Copy out each line containing "hiworks" from the entries below.

════════════════

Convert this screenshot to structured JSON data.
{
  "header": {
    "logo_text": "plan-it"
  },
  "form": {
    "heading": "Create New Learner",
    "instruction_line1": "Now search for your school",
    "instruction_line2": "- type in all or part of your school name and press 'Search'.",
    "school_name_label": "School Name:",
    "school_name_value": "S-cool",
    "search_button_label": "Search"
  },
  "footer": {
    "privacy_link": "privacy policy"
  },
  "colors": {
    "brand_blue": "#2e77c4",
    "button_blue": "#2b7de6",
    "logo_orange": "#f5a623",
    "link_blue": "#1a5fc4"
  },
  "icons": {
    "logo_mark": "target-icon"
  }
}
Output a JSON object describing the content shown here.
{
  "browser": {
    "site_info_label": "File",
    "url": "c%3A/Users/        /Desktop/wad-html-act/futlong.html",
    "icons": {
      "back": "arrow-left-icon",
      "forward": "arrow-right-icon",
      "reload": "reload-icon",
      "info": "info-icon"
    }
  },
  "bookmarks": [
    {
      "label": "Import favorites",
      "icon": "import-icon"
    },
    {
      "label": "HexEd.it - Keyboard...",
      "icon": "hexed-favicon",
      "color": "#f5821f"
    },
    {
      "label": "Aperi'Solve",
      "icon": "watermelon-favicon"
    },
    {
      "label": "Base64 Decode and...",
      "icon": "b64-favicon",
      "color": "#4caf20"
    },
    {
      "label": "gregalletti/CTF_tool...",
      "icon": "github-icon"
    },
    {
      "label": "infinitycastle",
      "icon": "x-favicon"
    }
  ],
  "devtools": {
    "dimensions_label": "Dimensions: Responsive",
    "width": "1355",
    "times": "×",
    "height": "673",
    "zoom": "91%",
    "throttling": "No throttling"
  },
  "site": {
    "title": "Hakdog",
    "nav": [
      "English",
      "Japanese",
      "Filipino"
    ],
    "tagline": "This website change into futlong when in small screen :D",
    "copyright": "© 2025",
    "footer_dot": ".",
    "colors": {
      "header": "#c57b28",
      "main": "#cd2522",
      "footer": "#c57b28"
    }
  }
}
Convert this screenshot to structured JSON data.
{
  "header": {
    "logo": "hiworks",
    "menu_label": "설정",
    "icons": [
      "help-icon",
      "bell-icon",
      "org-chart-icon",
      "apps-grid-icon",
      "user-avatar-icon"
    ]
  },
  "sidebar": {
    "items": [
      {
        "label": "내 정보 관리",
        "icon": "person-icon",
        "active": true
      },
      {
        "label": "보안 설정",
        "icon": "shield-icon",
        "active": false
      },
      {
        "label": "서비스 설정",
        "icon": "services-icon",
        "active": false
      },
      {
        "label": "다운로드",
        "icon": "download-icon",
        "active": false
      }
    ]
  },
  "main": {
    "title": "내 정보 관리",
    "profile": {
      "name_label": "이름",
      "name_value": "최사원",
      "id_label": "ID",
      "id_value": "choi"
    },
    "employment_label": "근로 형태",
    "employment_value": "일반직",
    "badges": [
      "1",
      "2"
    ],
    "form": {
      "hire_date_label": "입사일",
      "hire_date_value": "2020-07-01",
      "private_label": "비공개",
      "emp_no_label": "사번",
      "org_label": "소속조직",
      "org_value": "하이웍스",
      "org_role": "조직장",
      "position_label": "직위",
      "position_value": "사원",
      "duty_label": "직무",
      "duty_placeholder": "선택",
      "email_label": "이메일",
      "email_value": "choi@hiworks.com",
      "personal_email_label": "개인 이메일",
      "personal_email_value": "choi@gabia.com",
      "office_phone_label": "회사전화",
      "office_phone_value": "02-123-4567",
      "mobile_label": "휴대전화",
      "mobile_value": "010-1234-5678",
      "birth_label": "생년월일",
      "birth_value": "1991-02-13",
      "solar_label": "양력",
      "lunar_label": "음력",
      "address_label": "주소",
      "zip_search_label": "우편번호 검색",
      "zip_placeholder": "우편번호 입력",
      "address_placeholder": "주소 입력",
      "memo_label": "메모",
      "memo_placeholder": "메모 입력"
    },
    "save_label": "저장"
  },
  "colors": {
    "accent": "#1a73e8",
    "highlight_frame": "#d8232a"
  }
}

════════════════

> _Reply_
    "logo": "hiworks",
      "email_value": "choi@hiworks.com",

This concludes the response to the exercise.